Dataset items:
******************************

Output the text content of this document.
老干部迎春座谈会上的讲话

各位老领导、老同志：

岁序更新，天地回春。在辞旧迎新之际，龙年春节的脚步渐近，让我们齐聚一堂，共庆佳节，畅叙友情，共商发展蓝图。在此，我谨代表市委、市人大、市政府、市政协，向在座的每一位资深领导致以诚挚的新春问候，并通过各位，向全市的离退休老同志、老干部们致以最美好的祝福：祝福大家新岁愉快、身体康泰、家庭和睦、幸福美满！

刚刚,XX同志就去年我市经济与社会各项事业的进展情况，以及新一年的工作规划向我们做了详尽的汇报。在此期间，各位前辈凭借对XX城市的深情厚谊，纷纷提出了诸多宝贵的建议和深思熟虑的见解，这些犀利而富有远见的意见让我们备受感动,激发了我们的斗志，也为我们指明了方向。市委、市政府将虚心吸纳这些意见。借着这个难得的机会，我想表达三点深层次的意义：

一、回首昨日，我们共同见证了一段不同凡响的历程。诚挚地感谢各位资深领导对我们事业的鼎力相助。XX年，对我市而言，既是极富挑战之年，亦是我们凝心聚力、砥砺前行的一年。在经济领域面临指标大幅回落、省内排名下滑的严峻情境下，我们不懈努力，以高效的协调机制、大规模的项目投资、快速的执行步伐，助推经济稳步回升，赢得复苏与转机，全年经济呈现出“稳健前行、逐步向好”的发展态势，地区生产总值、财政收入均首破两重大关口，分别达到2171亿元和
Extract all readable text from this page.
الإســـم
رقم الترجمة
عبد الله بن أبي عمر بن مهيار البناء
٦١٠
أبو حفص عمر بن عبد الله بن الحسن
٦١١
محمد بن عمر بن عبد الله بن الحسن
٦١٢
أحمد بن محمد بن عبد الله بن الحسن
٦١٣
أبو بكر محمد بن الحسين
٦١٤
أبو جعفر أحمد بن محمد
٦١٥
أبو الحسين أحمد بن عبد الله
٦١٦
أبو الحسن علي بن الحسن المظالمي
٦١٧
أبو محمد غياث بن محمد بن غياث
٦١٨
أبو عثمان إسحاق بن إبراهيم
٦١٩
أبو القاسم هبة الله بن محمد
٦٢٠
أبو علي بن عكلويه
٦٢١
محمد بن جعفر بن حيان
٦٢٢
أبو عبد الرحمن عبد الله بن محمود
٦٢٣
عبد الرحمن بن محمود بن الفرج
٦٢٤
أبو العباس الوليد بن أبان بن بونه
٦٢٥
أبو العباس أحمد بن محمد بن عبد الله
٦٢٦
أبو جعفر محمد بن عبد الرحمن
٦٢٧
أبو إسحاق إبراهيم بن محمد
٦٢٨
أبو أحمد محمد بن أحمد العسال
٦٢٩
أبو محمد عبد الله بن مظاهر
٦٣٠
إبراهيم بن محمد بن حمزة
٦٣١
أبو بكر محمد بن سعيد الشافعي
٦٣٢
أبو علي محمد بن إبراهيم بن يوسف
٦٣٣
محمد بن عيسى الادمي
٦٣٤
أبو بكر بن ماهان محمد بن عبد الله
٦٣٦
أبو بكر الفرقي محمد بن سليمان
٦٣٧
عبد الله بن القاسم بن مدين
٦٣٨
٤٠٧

******************************

- PROBLEM TO SOLVE
Every entry above needs to be quoted exactly.

- RESPONSE TO THE EXERCISE
Output the text content of this document.
老干部迎春座谈会上的讲话

各位老领导、老同志：

岁序更新，天地回春。在辞旧迎新之际，龙年春节的脚步渐近，让我们齐聚一堂，共庆佳节，畅叙友情，共商发展蓝图。在此，我谨代表市委、市人大、市政府、市政协，向在座的每一位资深领导致以诚挚的新春问候，并通过各位，向全市的离退休老同志、老干部们致以最美好的祝福：祝福大家新岁愉快、身体康泰、家庭和睦、幸福美满！

刚刚,XX同志就去年我市经济与社会各项事业的进展情况，以及新一年的工作规划向我们做了详尽的汇报。在此期间，各位前辈凭借对XX城市的深情厚谊，纷纷提出了诸多宝贵的建议和深思熟虑的见解，这些犀利而富有远见的意见让我们备受感动,激发了我们的斗志，也为我们指明了方向。市委、市政府将虚心吸纳这些意见。借着这个难得的机会，我想表达三点深层次的意义：

一、回首昨日，我们共同见证了一段不同凡响的历程。诚挚地感谢各位资深领导对我们事业的鼎力相助。XX年，对我市而言，既是极富挑战之年，亦是我们凝心聚力、砥砺前行的一年。在经济领域面临指标大幅回落、省内排名下滑的严峻情境下，我们不懈努力，以高效的协调机制、大规模的项目投资、快速的执行步伐，助推经济稳步回升，赢得复苏与转机，全年经济呈现出“稳健前行、逐步向好”的发展态势，地区生产总值、财政收入均首破两重大关口，分别达到2171亿元和
Extract all readable text from this page.
الإســـم
رقم الترجمة
عبد الله بن أبي عمر بن مهيار البناء
٦١٠
أبو حفص عمر بن عبد الله بن الحسن
٦١١
محمد بن عمر بن عبد الله بن الحسن
٦١٢
أحمد بن محمد بن عبد الله بن الحسن
٦١٣
أبو بكر محمد بن الحسين
٦١٤
أبو جعفر أحمد بن محمد
٦١٥
أبو الحسين أحمد بن عبد الله
٦١٦
أبو الحسن علي بن الحسن المظالمي
٦١٧
أبو محمد غياث بن محمد بن غياث
٦١٨
أبو عثمان إسحاق بن إبراهيم
٦١٩
أبو القاسم هبة الله بن محمد
٦٢٠
أبو علي بن عكلويه
٦٢١
محمد بن جعفر بن حيان
٦٢٢
أبو عبد الرحمن عبد الله بن محمود
٦٢٣
عبد الرحمن بن محمود بن الفرج
٦٢٤
أبو العباس الوليد بن أبان بن بونه
٦٢٥
أبو العباس أحمد بن محمد بن عبد الله
٦٢٦
أبو جعفر محمد بن عبد الرحمن
٦٢٧
أبو إسحاق إبراهيم بن محمد
٦٢٨
أبو أحمد محمد بن أحمد العسال
٦٢٩
أبو محمد عبد الله بن مظاهر
٦٣٠
إبراهيم بن محمد بن حمزة
٦٣١
أبو بكر محمد بن سعيد الشافعي
٦٣٢
أبو علي محمد بن إبراهيم بن يوسف
٦٣٣
محمد بن عيسى الادمي
٦٣٤
أبو بكر بن ماهان محمد بن عبد الله
٦٣٦
أبو بكر الفرقي محمد بن سليمان
٦٣٧
عبد الله بن القاسم بن مدين
٦٣٨
٤٠٧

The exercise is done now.